◆ WHAT YOU ARE ASKED TO DO ◆
Copy all of the entries below, replacing "ESCALA 1 / 50" with "ESCALA 1 / 100" and leaving every other character unchanged.

** start **

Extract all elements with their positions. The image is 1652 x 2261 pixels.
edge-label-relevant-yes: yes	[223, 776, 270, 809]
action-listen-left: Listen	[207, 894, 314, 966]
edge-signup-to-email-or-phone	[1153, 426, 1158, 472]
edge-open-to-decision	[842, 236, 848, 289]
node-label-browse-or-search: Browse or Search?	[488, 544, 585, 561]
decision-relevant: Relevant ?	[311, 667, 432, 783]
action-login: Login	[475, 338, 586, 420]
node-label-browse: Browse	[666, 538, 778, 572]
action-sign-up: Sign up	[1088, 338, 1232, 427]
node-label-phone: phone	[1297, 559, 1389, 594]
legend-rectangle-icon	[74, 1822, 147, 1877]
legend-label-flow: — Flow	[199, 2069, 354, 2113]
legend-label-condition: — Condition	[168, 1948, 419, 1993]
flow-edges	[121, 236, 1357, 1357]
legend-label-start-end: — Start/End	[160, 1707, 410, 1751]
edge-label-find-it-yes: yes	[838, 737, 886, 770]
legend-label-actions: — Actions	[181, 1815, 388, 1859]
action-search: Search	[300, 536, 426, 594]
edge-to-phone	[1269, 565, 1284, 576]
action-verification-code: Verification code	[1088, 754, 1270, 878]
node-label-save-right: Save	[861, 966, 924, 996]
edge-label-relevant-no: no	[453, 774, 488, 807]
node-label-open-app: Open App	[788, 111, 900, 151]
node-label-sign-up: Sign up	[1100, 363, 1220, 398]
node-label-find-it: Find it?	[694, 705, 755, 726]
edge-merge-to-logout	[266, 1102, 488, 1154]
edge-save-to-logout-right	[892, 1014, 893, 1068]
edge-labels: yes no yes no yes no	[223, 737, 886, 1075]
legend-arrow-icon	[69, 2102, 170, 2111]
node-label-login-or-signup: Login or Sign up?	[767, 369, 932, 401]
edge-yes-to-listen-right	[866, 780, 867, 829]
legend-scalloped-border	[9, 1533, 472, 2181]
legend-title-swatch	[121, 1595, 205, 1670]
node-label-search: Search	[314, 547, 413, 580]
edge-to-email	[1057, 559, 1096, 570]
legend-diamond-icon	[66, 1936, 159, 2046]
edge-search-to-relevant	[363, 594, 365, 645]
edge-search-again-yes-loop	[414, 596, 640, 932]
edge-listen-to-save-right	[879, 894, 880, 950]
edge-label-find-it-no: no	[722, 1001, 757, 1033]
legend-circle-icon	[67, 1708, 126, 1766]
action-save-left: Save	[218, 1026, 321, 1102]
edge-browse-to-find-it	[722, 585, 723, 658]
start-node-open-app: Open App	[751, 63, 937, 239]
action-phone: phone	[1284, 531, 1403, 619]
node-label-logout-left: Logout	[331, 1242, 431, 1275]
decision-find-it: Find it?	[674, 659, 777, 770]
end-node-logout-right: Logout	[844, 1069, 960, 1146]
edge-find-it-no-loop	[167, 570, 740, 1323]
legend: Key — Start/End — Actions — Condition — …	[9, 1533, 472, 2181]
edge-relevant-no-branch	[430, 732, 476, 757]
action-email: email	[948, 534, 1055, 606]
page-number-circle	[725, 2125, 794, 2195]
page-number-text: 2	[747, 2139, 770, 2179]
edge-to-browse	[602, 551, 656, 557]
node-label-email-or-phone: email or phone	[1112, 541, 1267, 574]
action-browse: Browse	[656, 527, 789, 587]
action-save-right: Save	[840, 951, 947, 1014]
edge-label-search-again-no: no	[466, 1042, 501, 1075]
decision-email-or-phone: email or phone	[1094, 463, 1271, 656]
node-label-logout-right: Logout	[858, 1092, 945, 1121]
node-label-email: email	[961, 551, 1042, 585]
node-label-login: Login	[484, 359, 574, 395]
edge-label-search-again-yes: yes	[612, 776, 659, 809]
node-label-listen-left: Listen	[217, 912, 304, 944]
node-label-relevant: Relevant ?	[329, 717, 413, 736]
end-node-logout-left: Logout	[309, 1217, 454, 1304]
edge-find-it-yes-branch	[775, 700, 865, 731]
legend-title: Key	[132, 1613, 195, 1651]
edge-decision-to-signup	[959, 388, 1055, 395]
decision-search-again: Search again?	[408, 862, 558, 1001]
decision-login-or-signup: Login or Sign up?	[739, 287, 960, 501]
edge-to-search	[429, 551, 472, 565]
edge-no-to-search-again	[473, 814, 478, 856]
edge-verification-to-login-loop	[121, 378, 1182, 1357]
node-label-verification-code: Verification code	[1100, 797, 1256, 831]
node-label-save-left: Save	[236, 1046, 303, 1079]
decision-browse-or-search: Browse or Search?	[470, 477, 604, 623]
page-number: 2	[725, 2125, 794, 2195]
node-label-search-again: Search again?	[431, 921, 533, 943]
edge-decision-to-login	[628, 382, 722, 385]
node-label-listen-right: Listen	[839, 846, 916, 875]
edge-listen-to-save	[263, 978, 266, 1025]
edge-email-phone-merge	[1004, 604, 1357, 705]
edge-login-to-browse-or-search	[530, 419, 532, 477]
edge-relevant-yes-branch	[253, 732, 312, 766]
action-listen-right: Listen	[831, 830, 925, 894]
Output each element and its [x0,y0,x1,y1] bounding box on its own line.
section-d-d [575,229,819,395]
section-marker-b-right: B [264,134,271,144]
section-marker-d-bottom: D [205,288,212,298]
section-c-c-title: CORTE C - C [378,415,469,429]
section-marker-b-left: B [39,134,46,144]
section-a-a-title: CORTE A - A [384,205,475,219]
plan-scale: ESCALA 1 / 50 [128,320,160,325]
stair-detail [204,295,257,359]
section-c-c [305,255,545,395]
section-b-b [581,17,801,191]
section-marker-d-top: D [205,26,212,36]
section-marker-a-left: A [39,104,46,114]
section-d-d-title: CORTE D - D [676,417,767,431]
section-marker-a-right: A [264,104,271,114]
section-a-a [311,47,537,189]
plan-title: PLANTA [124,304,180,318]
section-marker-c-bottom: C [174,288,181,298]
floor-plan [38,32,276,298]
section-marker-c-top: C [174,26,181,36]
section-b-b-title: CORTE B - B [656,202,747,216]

** end **

◆ SOLVED PROBLEM ◆
Extract all elements with their positions. The image is 1652 x 2261 pixels.
edge-label-relevant-yes: yes	[223, 776, 270, 809]
action-listen-left: Listen	[207, 894, 314, 966]
edge-signup-to-email-or-phone	[1153, 426, 1158, 472]
edge-open-to-decision	[842, 236, 848, 289]
node-label-browse-or-search: Browse or Search?	[488, 544, 585, 561]
decision-relevant: Relevant ?	[311, 667, 432, 783]
action-login: Login	[475, 338, 586, 420]
node-label-browse: Browse	[666, 538, 778, 572]
action-sign-up: Sign up	[1088, 338, 1232, 427]
node-label-phone: phone	[1297, 559, 1389, 594]
legend-rectangle-icon	[74, 1822, 147, 1877]
legend-label-flow: — Flow	[199, 2069, 354, 2113]
legend-label-condition: — Condition	[168, 1948, 419, 1993]
flow-edges	[121, 236, 1357, 1357]
legend-label-start-end: — Start/End	[160, 1707, 410, 1751]
edge-label-find-it-yes: yes	[838, 737, 886, 770]
legend-label-actions: — Actions	[181, 1815, 388, 1859]
action-search: Search	[300, 536, 426, 594]
edge-to-phone	[1269, 565, 1284, 576]
action-verification-code: Verification code	[1088, 754, 1270, 878]
node-label-save-right: Save	[861, 966, 924, 996]
edge-label-relevant-no: no	[453, 774, 488, 807]
node-label-open-app: Open App	[788, 111, 900, 151]
node-label-sign-up: Sign up	[1100, 363, 1220, 398]
node-label-find-it: Find it?	[694, 705, 755, 726]
edge-merge-to-logout	[266, 1102, 488, 1154]
edge-save-to-logout-right	[892, 1014, 893, 1068]
edge-labels: yes no yes no yes no	[223, 737, 886, 1075]
legend-arrow-icon	[69, 2102, 170, 2111]
node-label-login-or-signup: Login or Sign up?	[767, 369, 932, 401]
edge-yes-to-listen-right	[866, 780, 867, 829]
legend-scalloped-border	[9, 1533, 472, 2181]
legend-title-swatch	[121, 1595, 205, 1670]
node-label-search: Search	[314, 547, 413, 580]
edge-to-email	[1057, 559, 1096, 570]
legend-diamond-icon	[66, 1936, 159, 2046]
edge-search-to-relevant	[363, 594, 365, 645]
edge-search-again-yes-loop	[414, 596, 640, 932]
edge-listen-to-save-right	[879, 894, 880, 950]
edge-label-find-it-no: no	[722, 1001, 757, 1033]
legend-circle-icon	[67, 1708, 126, 1766]
action-save-left: Save	[218, 1026, 321, 1102]
edge-browse-to-find-it	[722, 585, 723, 658]
start-node-open-app: Open App	[751, 63, 937, 239]
action-phone: phone	[1284, 531, 1403, 619]
node-label-logout-left: Logout	[331, 1242, 431, 1275]
decision-find-it: Find it?	[674, 659, 777, 770]
end-node-logout-right: Logout	[844, 1069, 960, 1146]
edge-find-it-no-loop	[167, 570, 740, 1323]
legend: Key — Start/End — Actions — Condition — …	[9, 1533, 472, 2181]
edge-relevant-no-branch	[430, 732, 476, 757]
action-email: email	[948, 534, 1055, 606]
page-number-circle	[725, 2125, 794, 2195]
page-number-text: 2	[747, 2139, 770, 2179]
edge-to-browse	[602, 551, 656, 557]
node-label-email-or-phone: email or phone	[1112, 541, 1267, 574]
action-browse: Browse	[656, 527, 789, 587]
action-save-right: Save	[840, 951, 947, 1014]
edge-label-search-again-no: no	[466, 1042, 501, 1075]
decision-email-or-phone: email or phone	[1094, 463, 1271, 656]
node-label-logout-right: Logout	[858, 1092, 945, 1121]
node-label-email: email	[961, 551, 1042, 585]
node-label-login: Login	[484, 359, 574, 395]
edge-label-search-again-yes: yes	[612, 776, 659, 809]
node-label-listen-left: Listen	[217, 912, 304, 944]
node-label-relevant: Relevant ?	[329, 717, 413, 736]
end-node-logout-left: Logout	[309, 1217, 454, 1304]
edge-find-it-yes-branch	[775, 700, 865, 731]
legend-title: Key	[132, 1613, 195, 1651]
edge-decision-to-signup	[959, 388, 1055, 395]
decision-search-again: Search again?	[408, 862, 558, 1001]
decision-login-or-signup: Login or Sign up?	[739, 287, 960, 501]
edge-to-search	[429, 551, 472, 565]
edge-no-to-search-again	[473, 814, 478, 856]
edge-verification-to-login-loop	[121, 378, 1182, 1357]
node-label-verification-code: Verification code	[1100, 797, 1256, 831]
node-label-save-left: Save	[236, 1046, 303, 1079]
decision-browse-or-search: Browse or Search?	[470, 477, 604, 623]
page-number: 2	[725, 2125, 794, 2195]
node-label-search-again: Search again?	[431, 921, 533, 943]
edge-decision-to-login	[628, 382, 722, 385]
node-label-listen-right: Listen	[839, 846, 916, 875]
edge-listen-to-save	[263, 978, 266, 1025]
edge-email-phone-merge	[1004, 604, 1357, 705]
edge-login-to-browse-or-search	[530, 419, 532, 477]
edge-relevant-yes-branch	[253, 732, 312, 766]
action-listen-right: Listen	[831, 830, 925, 894]
Output each element and its [x0,y0,x1,y1] bounding box on its own line.
section-d-d [575,229,819,395]
section-marker-b-right: B [264,134,271,144]
section-marker-d-bottom: D [205,288,212,298]
section-c-c-title: CORTE C - C [378,415,469,429]
section-marker-b-left: B [39,134,46,144]
section-a-a-title: CORTE A - A [384,205,475,219]
plan-scale: ESCALA 1 / 100 [128,320,160,325]
stair-detail [204,295,257,359]
section-c-c [305,255,545,395]
section-b-b [581,17,801,191]
section-marker-d-top: D [205,26,212,36]
section-marker-a-left: A [39,104,46,114]
section-d-d-title: CORTE D - D [676,417,767,431]
section-marker-a-right: A [264,104,271,114]
section-a-a [311,47,537,189]
plan-title: PLANTA [124,304,180,318]
section-marker-c-bottom: C [174,288,181,298]
floor-plan [38,32,276,298]
section-marker-c-top: C [174,26,181,36]
section-b-b-title: CORTE B - B [656,202,747,216]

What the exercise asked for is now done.